Records from a data source:
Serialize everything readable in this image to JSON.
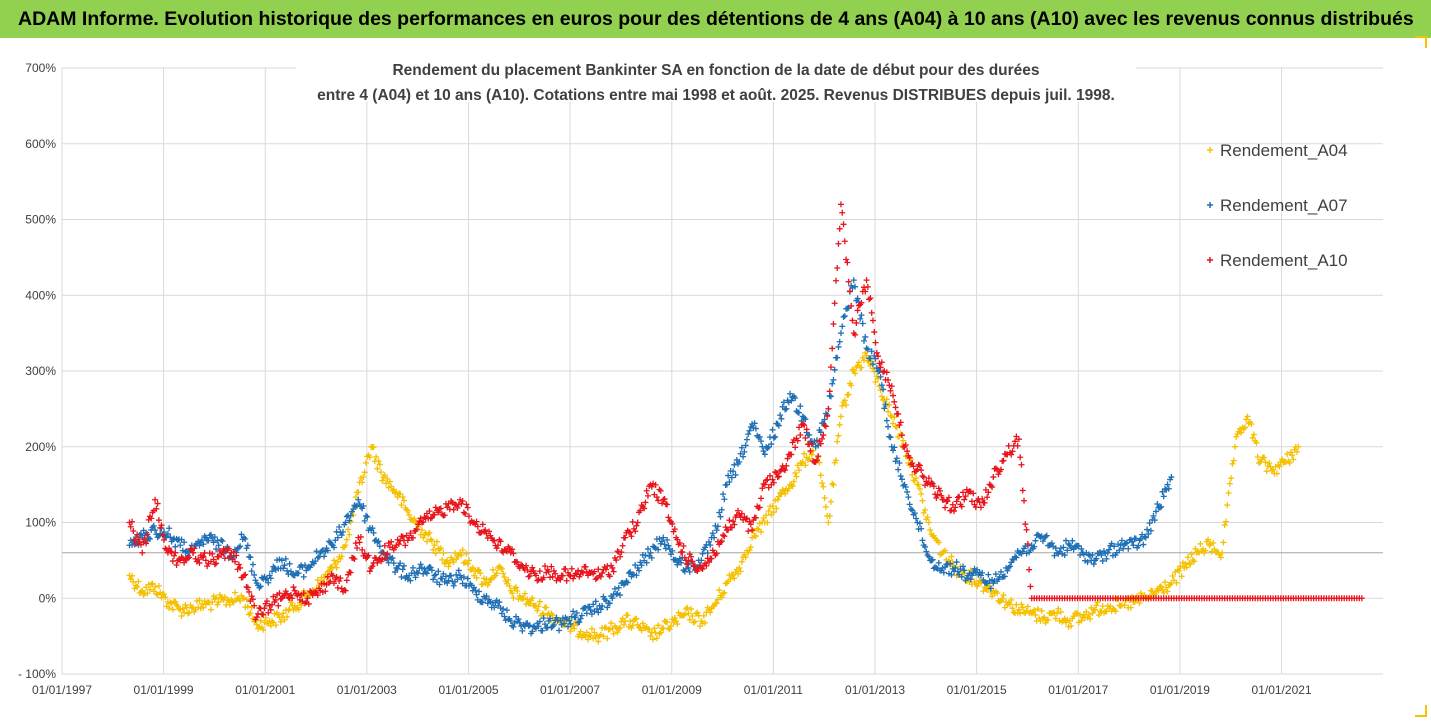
{
  "banner": {
    "title": "ADAM Informe. Evolution historique des performances en euros pour des détentions de 4 ans (A04) à 10 ans (A10) avec les revenus connus distribués",
    "bg": "#92d050"
  },
  "chart_data": {
    "type": "scatter",
    "title_line1": "Rendement du placement Bankinter SA en fonction de la date de début pour des durées",
    "title_line2": "entre 4 (A04) et 10 ans (A10). Cotations entre mai 1998 et août. 2025. Revenus DISTRIBUES depuis juil. 1998.",
    "xlabel": "",
    "ylabel": "",
    "x_range": [
      "1997-01-01",
      "2022-12-31"
    ],
    "x_ticks": [
      "01/01/1997",
      "01/01/1999",
      "01/01/2001",
      "01/01/2003",
      "01/01/2005",
      "01/01/2007",
      "01/01/2009",
      "01/01/2011",
      "01/01/2013",
      "01/01/2015",
      "01/01/2017",
      "01/01/2019",
      "01/01/2021"
    ],
    "y_range": [
      -100,
      700
    ],
    "y_ticks": [
      "- 100%",
      "0%",
      "100%",
      "200%",
      "300%",
      "400%",
      "500%",
      "600%",
      "700%"
    ],
    "grid": "vertical and horizontal",
    "reference_line": 60,
    "legend_position": "right",
    "series": [
      {
        "name": "Rendement_A04",
        "color": "#f5c000",
        "marker": "+",
        "points": [
          [
            "1998-05-01",
            30
          ],
          [
            "1998-08-01",
            10
          ],
          [
            "1998-11-01",
            15
          ],
          [
            "1999-02-01",
            -5
          ],
          [
            "1999-05-01",
            -15
          ],
          [
            "1999-08-01",
            -12
          ],
          [
            "1999-11-01",
            -8
          ],
          [
            "2000-02-01",
            -5
          ],
          [
            "2000-05-01",
            -2
          ],
          [
            "2000-08-01",
            0
          ],
          [
            "2000-11-01",
            -35
          ],
          [
            "2001-02-01",
            -30
          ],
          [
            "2001-05-01",
            -25
          ],
          [
            "2001-08-01",
            -10
          ],
          [
            "2001-11-01",
            5
          ],
          [
            "2002-02-01",
            20
          ],
          [
            "2002-05-01",
            40
          ],
          [
            "2002-08-01",
            70
          ],
          [
            "2002-11-01",
            140
          ],
          [
            "2003-02-01",
            200
          ],
          [
            "2003-05-01",
            160
          ],
          [
            "2003-08-01",
            140
          ],
          [
            "2003-11-01",
            110
          ],
          [
            "2004-02-01",
            90
          ],
          [
            "2004-05-01",
            70
          ],
          [
            "2004-08-01",
            50
          ],
          [
            "2004-11-01",
            60
          ],
          [
            "2005-02-01",
            40
          ],
          [
            "2005-05-01",
            20
          ],
          [
            "2005-08-01",
            40
          ],
          [
            "2005-11-01",
            10
          ],
          [
            "2006-02-01",
            0
          ],
          [
            "2006-05-01",
            -10
          ],
          [
            "2006-08-01",
            -20
          ],
          [
            "2006-11-01",
            -30
          ],
          [
            "2007-02-01",
            -40
          ],
          [
            "2007-05-01",
            -45
          ],
          [
            "2007-08-01",
            -50
          ],
          [
            "2007-11-01",
            -40
          ],
          [
            "2008-02-01",
            -30
          ],
          [
            "2008-05-01",
            -35
          ],
          [
            "2008-08-01",
            -50
          ],
          [
            "2008-11-01",
            -40
          ],
          [
            "2009-02-01",
            -30
          ],
          [
            "2009-05-01",
            -20
          ],
          [
            "2009-08-01",
            -30
          ],
          [
            "2009-11-01",
            -10
          ],
          [
            "2010-02-01",
            20
          ],
          [
            "2010-05-01",
            40
          ],
          [
            "2010-08-01",
            80
          ],
          [
            "2010-11-01",
            100
          ],
          [
            "2011-02-01",
            130
          ],
          [
            "2011-05-01",
            150
          ],
          [
            "2011-08-01",
            180
          ],
          [
            "2011-11-01",
            200
          ],
          [
            "2012-02-01",
            100
          ],
          [
            "2012-05-01",
            240
          ],
          [
            "2012-08-01",
            300
          ],
          [
            "2012-11-01",
            320
          ],
          [
            "2013-02-01",
            280
          ],
          [
            "2013-05-01",
            240
          ],
          [
            "2013-08-01",
            200
          ],
          [
            "2013-11-01",
            150
          ],
          [
            "2014-02-01",
            90
          ],
          [
            "2014-05-01",
            60
          ],
          [
            "2014-08-01",
            40
          ],
          [
            "2014-11-01",
            30
          ],
          [
            "2015-02-01",
            20
          ],
          [
            "2015-05-01",
            10
          ],
          [
            "2015-08-01",
            -5
          ],
          [
            "2015-11-01",
            -15
          ],
          [
            "2016-02-01",
            -20
          ],
          [
            "2016-05-01",
            -25
          ],
          [
            "2016-08-01",
            -20
          ],
          [
            "2016-11-01",
            -30
          ],
          [
            "2017-02-01",
            -25
          ],
          [
            "2017-05-01",
            -15
          ],
          [
            "2017-08-01",
            -10
          ],
          [
            "2017-11-01",
            -10
          ],
          [
            "2018-02-01",
            -5
          ],
          [
            "2018-05-01",
            0
          ],
          [
            "2018-08-01",
            10
          ],
          [
            "2018-11-01",
            20
          ],
          [
            "2019-02-01",
            40
          ],
          [
            "2019-05-01",
            60
          ],
          [
            "2019-08-01",
            70
          ],
          [
            "2019-11-01",
            60
          ],
          [
            "2020-02-01",
            200
          ],
          [
            "2020-05-01",
            240
          ],
          [
            "2020-08-01",
            180
          ],
          [
            "2020-11-01",
            170
          ],
          [
            "2021-02-01",
            180
          ],
          [
            "2021-05-01",
            200
          ]
        ]
      },
      {
        "name": "Rendement_A07",
        "color": "#1f6fb5",
        "marker": "+",
        "points": [
          [
            "1998-05-01",
            70
          ],
          [
            "1998-08-01",
            80
          ],
          [
            "1998-11-01",
            90
          ],
          [
            "1999-02-01",
            85
          ],
          [
            "1999-05-01",
            70
          ],
          [
            "1999-08-01",
            60
          ],
          [
            "1999-11-01",
            80
          ],
          [
            "2000-02-01",
            70
          ],
          [
            "2000-05-01",
            60
          ],
          [
            "2000-08-01",
            80
          ],
          [
            "2000-11-01",
            20
          ],
          [
            "2001-02-01",
            30
          ],
          [
            "2001-05-01",
            50
          ],
          [
            "2001-08-01",
            30
          ],
          [
            "2001-11-01",
            40
          ],
          [
            "2002-02-01",
            60
          ],
          [
            "2002-05-01",
            70
          ],
          [
            "2002-08-01",
            100
          ],
          [
            "2002-11-01",
            130
          ],
          [
            "2003-02-01",
            90
          ],
          [
            "2003-05-01",
            60
          ],
          [
            "2003-08-01",
            40
          ],
          [
            "2003-11-01",
            30
          ],
          [
            "2004-02-01",
            40
          ],
          [
            "2004-05-01",
            30
          ],
          [
            "2004-08-01",
            20
          ],
          [
            "2004-11-01",
            30
          ],
          [
            "2005-02-01",
            10
          ],
          [
            "2005-05-01",
            0
          ],
          [
            "2005-08-01",
            -10
          ],
          [
            "2005-11-01",
            -30
          ],
          [
            "2006-02-01",
            -35
          ],
          [
            "2006-05-01",
            -40
          ],
          [
            "2006-08-01",
            -30
          ],
          [
            "2006-11-01",
            -35
          ],
          [
            "2007-02-01",
            -25
          ],
          [
            "2007-05-01",
            -20
          ],
          [
            "2007-08-01",
            -10
          ],
          [
            "2007-11-01",
            0
          ],
          [
            "2008-02-01",
            20
          ],
          [
            "2008-05-01",
            40
          ],
          [
            "2008-08-01",
            60
          ],
          [
            "2008-11-01",
            80
          ],
          [
            "2009-02-01",
            50
          ],
          [
            "2009-05-01",
            40
          ],
          [
            "2009-08-01",
            50
          ],
          [
            "2009-11-01",
            80
          ],
          [
            "2010-02-01",
            150
          ],
          [
            "2010-05-01",
            180
          ],
          [
            "2010-08-01",
            230
          ],
          [
            "2010-11-01",
            190
          ],
          [
            "2011-02-01",
            230
          ],
          [
            "2011-05-01",
            270
          ],
          [
            "2011-08-01",
            240
          ],
          [
            "2011-11-01",
            200
          ],
          [
            "2012-02-01",
            250
          ],
          [
            "2012-05-01",
            350
          ],
          [
            "2012-08-01",
            420
          ],
          [
            "2012-11-01",
            330
          ],
          [
            "2013-02-01",
            300
          ],
          [
            "2013-05-01",
            200
          ],
          [
            "2013-08-01",
            150
          ],
          [
            "2013-11-01",
            100
          ],
          [
            "2014-02-01",
            50
          ],
          [
            "2014-05-01",
            40
          ],
          [
            "2014-08-01",
            40
          ],
          [
            "2014-11-01",
            30
          ],
          [
            "2015-02-01",
            30
          ],
          [
            "2015-05-01",
            20
          ],
          [
            "2015-08-01",
            40
          ],
          [
            "2015-11-01",
            60
          ],
          [
            "2016-02-01",
            70
          ],
          [
            "2016-05-01",
            80
          ],
          [
            "2016-08-01",
            60
          ],
          [
            "2016-11-01",
            70
          ],
          [
            "2017-02-01",
            60
          ],
          [
            "2017-05-01",
            50
          ],
          [
            "2017-08-01",
            60
          ],
          [
            "2017-11-01",
            70
          ],
          [
            "2018-02-01",
            70
          ],
          [
            "2018-05-01",
            80
          ],
          [
            "2018-08-01",
            120
          ],
          [
            "2018-11-01",
            160
          ]
        ]
      },
      {
        "name": "Rendement_A10",
        "color": "#e8141b",
        "marker": "+",
        "points": [
          [
            "1998-05-01",
            100
          ],
          [
            "1998-08-01",
            60
          ],
          [
            "1998-11-01",
            130
          ],
          [
            "1999-02-01",
            60
          ],
          [
            "1999-05-01",
            50
          ],
          [
            "1999-08-01",
            60
          ],
          [
            "1999-11-01",
            50
          ],
          [
            "2000-02-01",
            55
          ],
          [
            "2000-05-01",
            60
          ],
          [
            "2000-08-01",
            30
          ],
          [
            "2000-11-01",
            -25
          ],
          [
            "2001-02-01",
            -10
          ],
          [
            "2001-05-01",
            0
          ],
          [
            "2001-08-01",
            10
          ],
          [
            "2001-11-01",
            0
          ],
          [
            "2002-02-01",
            10
          ],
          [
            "2002-05-01",
            30
          ],
          [
            "2002-08-01",
            10
          ],
          [
            "2002-11-01",
            80
          ],
          [
            "2003-02-01",
            40
          ],
          [
            "2003-05-01",
            60
          ],
          [
            "2003-08-01",
            70
          ],
          [
            "2003-11-01",
            80
          ],
          [
            "2004-02-01",
            100
          ],
          [
            "2004-05-01",
            110
          ],
          [
            "2004-08-01",
            120
          ],
          [
            "2004-11-01",
            130
          ],
          [
            "2005-02-01",
            100
          ],
          [
            "2005-05-01",
            90
          ],
          [
            "2005-08-01",
            70
          ],
          [
            "2005-11-01",
            60
          ],
          [
            "2006-02-01",
            40
          ],
          [
            "2006-05-01",
            30
          ],
          [
            "2006-08-01",
            35
          ],
          [
            "2006-11-01",
            30
          ],
          [
            "2007-02-01",
            30
          ],
          [
            "2007-05-01",
            35
          ],
          [
            "2007-08-01",
            30
          ],
          [
            "2007-11-01",
            40
          ],
          [
            "2008-02-01",
            80
          ],
          [
            "2008-05-01",
            100
          ],
          [
            "2008-08-01",
            150
          ],
          [
            "2008-11-01",
            130
          ],
          [
            "2009-02-01",
            80
          ],
          [
            "2009-05-01",
            50
          ],
          [
            "2009-08-01",
            40
          ],
          [
            "2009-11-01",
            60
          ],
          [
            "2010-02-01",
            90
          ],
          [
            "2010-05-01",
            110
          ],
          [
            "2010-08-01",
            90
          ],
          [
            "2010-11-01",
            150
          ],
          [
            "2011-02-01",
            160
          ],
          [
            "2011-05-01",
            190
          ],
          [
            "2011-08-01",
            230
          ],
          [
            "2011-11-01",
            180
          ],
          [
            "2012-02-01",
            250
          ],
          [
            "2012-05-01",
            520
          ],
          [
            "2012-08-01",
            350
          ],
          [
            "2012-11-01",
            420
          ],
          [
            "2013-02-01",
            310
          ],
          [
            "2013-05-01",
            280
          ],
          [
            "2013-08-01",
            200
          ],
          [
            "2013-11-01",
            170
          ],
          [
            "2014-02-01",
            150
          ],
          [
            "2014-05-01",
            130
          ],
          [
            "2014-08-01",
            120
          ],
          [
            "2014-11-01",
            140
          ],
          [
            "2015-02-01",
            120
          ],
          [
            "2015-05-01",
            160
          ],
          [
            "2015-08-01",
            190
          ],
          [
            "2015-11-01",
            210
          ],
          [
            "2016-02-01",
            0
          ],
          [
            "2016-08-01",
            0
          ],
          [
            "2017-02-01",
            0
          ],
          [
            "2017-08-01",
            0
          ],
          [
            "2018-02-01",
            0
          ],
          [
            "2018-08-01",
            0
          ],
          [
            "2019-02-01",
            0
          ],
          [
            "2019-08-01",
            0
          ],
          [
            "2020-02-01",
            0
          ],
          [
            "2020-08-01",
            0
          ],
          [
            "2021-02-01",
            0
          ],
          [
            "2021-08-01",
            0
          ],
          [
            "2022-02-01",
            0
          ],
          [
            "2022-08-01",
            0
          ]
        ]
      }
    ]
  }
}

Problem requirements: Extract every line containing the string "color" from the material.

Output of the exercise:
        "color": "#f5c000",
        "color": "#1f6fb5",
        "color": "#e8141b",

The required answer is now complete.